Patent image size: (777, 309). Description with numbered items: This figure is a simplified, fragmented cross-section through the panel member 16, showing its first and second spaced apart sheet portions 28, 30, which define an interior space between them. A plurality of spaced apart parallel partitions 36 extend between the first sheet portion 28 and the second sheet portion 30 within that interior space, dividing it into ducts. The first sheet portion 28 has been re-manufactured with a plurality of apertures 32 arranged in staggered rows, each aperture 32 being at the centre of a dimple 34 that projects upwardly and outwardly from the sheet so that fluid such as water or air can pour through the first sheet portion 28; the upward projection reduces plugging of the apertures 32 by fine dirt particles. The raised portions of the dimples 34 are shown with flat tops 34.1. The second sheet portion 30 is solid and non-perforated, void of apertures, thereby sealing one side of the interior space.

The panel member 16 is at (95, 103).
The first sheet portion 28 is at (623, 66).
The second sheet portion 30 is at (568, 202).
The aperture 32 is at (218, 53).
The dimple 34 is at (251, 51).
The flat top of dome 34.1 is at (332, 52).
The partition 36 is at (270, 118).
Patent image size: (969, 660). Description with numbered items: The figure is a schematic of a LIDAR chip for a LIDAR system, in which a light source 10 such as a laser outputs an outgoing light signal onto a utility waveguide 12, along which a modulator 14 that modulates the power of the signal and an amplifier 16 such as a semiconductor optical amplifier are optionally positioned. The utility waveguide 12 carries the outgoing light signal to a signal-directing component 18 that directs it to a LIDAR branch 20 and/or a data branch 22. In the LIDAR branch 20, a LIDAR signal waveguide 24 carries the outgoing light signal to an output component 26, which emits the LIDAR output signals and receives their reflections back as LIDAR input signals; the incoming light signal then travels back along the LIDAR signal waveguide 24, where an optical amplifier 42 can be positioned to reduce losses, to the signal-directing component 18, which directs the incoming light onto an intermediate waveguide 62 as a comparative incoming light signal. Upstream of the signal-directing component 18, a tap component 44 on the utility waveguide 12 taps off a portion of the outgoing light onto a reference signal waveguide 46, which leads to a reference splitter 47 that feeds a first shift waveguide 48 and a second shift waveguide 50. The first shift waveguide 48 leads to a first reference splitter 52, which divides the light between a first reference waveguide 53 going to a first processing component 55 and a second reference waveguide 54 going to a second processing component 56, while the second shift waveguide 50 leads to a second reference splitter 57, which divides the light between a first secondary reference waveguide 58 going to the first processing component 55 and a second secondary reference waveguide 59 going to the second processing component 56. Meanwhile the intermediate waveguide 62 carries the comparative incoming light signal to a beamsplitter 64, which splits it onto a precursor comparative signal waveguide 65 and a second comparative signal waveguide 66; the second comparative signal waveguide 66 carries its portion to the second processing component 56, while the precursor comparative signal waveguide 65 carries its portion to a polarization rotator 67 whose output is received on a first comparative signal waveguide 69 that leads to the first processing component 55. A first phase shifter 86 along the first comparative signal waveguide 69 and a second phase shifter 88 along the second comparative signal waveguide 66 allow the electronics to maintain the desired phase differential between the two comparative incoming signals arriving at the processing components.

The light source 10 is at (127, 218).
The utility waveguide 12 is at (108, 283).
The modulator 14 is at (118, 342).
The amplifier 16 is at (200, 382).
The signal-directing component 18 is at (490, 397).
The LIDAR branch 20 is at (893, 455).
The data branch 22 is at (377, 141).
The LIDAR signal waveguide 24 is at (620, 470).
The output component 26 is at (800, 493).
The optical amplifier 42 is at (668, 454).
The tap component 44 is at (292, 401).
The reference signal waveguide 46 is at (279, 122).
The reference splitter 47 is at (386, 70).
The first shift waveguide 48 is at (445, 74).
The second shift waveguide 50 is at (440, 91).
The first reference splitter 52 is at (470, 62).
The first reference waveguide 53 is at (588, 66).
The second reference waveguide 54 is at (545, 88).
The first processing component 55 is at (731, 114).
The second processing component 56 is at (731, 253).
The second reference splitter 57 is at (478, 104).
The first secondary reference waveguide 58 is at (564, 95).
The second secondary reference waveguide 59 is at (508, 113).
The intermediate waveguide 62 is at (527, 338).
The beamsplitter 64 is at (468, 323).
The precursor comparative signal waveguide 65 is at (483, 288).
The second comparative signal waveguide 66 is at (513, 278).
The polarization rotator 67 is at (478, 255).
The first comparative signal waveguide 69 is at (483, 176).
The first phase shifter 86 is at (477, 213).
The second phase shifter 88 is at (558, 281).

...

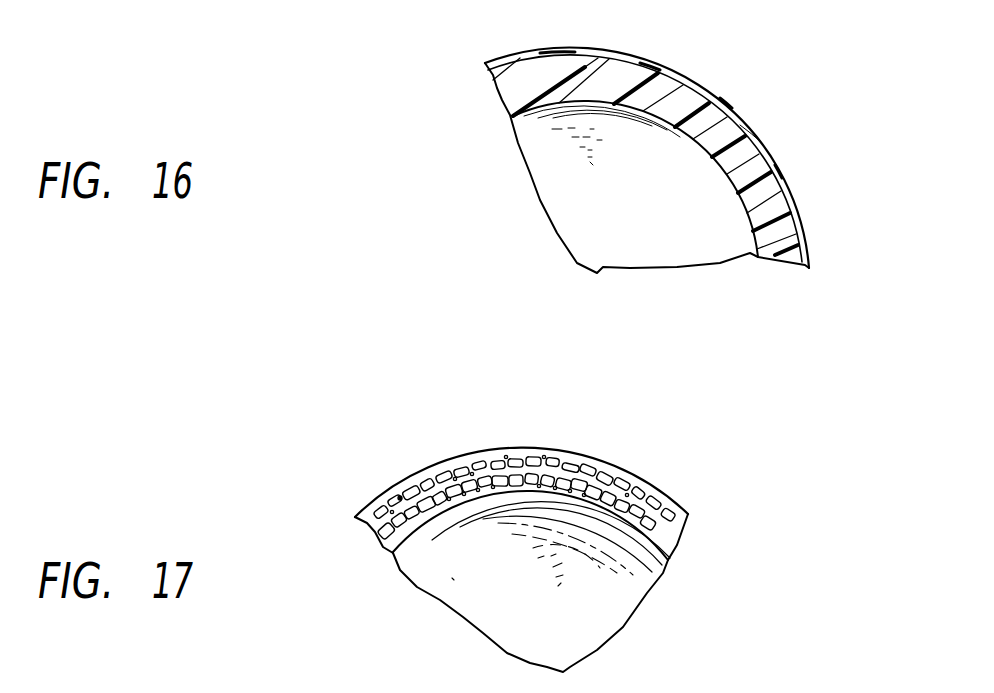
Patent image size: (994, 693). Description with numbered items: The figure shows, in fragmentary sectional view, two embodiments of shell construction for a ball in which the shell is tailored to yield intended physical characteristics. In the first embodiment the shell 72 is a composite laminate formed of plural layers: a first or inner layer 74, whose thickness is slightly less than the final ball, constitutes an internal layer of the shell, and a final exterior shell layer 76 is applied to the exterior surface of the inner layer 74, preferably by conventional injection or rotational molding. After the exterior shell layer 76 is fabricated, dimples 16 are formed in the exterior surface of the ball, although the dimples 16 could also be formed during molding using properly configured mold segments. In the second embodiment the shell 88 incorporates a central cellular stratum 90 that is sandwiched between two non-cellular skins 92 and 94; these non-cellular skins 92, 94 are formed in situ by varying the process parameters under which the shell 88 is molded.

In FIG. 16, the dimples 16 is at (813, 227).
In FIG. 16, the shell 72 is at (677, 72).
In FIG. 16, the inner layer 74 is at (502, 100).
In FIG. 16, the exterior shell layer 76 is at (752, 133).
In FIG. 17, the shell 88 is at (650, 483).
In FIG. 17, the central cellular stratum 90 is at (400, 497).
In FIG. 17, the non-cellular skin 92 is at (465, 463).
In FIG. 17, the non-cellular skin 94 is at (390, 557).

> Given instruction:
Copy out the records line for line, beginning at the line that contains "Patent image size: (777, 309)." and stopping after the line that contains "The dimple 34 is at (251, 51).".

> Result below:
Patent image size: (777, 309). Description with numbered items: This figure is a simplified, fragmented cross-section through the panel member 16, showing its first and second spaced apart sheet portions 28, 30, which define an interior space between them. A plurality of spaced apart parallel partitions 36 extend between the first sheet portion 28 and the second sheet portion 30 within that interior space, dividing it into ducts. The first sheet portion 28 has been re-manufactured with a plurality of apertures 32 arranged in staggered rows, each aperture 32 being at the centre of a dimple 34 that projects upwardly and outwardly from the sheet so that fluid such as water or air can pour through the first sheet portion 28; the upward projection reduces plugging of the apertures 32 by fine dirt particles. The raised portions of the dimples 34 are shown with flat tops 34.1. The second sheet portion 30 is solid and non-perforated, void of apertures, thereby sealing one side of the interior space.

The panel member 16 is at (95, 103).
The first sheet portion 28 is at (623, 66).
The second sheet portion 30 is at (568, 202).
The aperture 32 is at (218, 53).
The dimple 34 is at (251, 51).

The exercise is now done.